Written problem ▸ Would you quote the material below in full and unchanged?

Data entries
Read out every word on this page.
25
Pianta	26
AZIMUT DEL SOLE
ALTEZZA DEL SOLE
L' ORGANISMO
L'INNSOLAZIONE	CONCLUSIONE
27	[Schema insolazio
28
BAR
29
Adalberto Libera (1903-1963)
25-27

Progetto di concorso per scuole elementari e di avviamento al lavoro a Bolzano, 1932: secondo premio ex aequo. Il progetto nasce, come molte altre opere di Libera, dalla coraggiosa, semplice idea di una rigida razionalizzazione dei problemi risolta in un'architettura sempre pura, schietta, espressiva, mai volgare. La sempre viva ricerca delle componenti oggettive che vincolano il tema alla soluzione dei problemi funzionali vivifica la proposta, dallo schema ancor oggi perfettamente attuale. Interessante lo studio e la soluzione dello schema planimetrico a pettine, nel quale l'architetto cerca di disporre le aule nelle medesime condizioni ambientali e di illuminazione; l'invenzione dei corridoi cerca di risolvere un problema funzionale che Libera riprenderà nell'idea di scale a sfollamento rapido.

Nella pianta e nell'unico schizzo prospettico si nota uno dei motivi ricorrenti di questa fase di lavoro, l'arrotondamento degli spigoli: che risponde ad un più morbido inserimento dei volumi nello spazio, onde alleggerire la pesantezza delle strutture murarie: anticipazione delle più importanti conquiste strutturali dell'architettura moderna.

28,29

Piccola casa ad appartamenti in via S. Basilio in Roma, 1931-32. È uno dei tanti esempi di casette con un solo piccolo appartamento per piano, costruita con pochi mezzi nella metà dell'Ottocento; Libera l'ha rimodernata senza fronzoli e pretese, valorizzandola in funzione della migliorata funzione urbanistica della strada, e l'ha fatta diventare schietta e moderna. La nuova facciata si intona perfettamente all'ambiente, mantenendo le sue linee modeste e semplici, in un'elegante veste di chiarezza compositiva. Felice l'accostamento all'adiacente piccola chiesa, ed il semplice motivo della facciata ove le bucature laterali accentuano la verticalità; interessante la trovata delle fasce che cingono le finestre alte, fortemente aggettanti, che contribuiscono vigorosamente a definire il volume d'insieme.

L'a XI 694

Completed exercise ▸
Read out every word on this page.
25
Pianta	26
AZIMUT DEL SOLE
ALTEZZA DEL SOLE
L' ORGANISMO
L'INNSOLAZIONE	CONCLUSIONE
27	[Schema insolazio
28
BAR
29
Adalberto Libera (1903-1963)
25-27

Progetto di concorso per scuole elementari e di avviamento al lavoro a Bolzano, 1932: secondo premio ex aequo. Il progetto nasce, come molte altre opere di Libera, dalla coraggiosa, semplice idea di una rigida razionalizzazione dei problemi risolta in un'architettura sempre pura, schietta, espressiva, mai volgare. La sempre viva ricerca delle componenti oggettive che vincolano il tema alla soluzione dei problemi funzionali vivifica la proposta, dallo schema ancor oggi perfettamente attuale. Interessante lo studio e la soluzione dello schema planimetrico a pettine, nel quale l'architetto cerca di disporre le aule nelle medesime condizioni ambientali e di illuminazione; l'invenzione dei corridoi cerca di risolvere un problema funzionale che Libera riprenderà nell'idea di scale a sfollamento rapido.

Nella pianta e nell'unico schizzo prospettico si nota uno dei motivi ricorrenti di questa fase di lavoro, l'arrotondamento degli spigoli: che risponde ad un più morbido inserimento dei volumi nello spazio, onde alleggerire la pesantezza delle strutture murarie: anticipazione delle più importanti conquiste strutturali dell'architettura moderna.

28,29

Piccola casa ad appartamenti in via S. Basilio in Roma, 1931-32. È uno dei tanti esempi di casette con un solo piccolo appartamento per piano, costruita con pochi mezzi nella metà dell'Ottocento; Libera l'ha rimodernata senza fronzoli e pretese, valorizzandola in funzione della migliorata funzione urbanistica della strada, e l'ha fatta diventare schietta e moderna. La nuova facciata si intona perfettamente all'ambiente, mantenendo le sue linee modeste e semplici, in un'elegante veste di chiarezza compositiva. Felice l'accostamento all'adiacente piccola chiesa, ed il semplice motivo della facciata ove le bucature laterali accentuano la verticalità; interessante la trovata delle fasce che cingono le finestre alte, fortemente aggettanti, che contribuiscono vigorosamente a definire il volume d'insieme.

L'a XI 694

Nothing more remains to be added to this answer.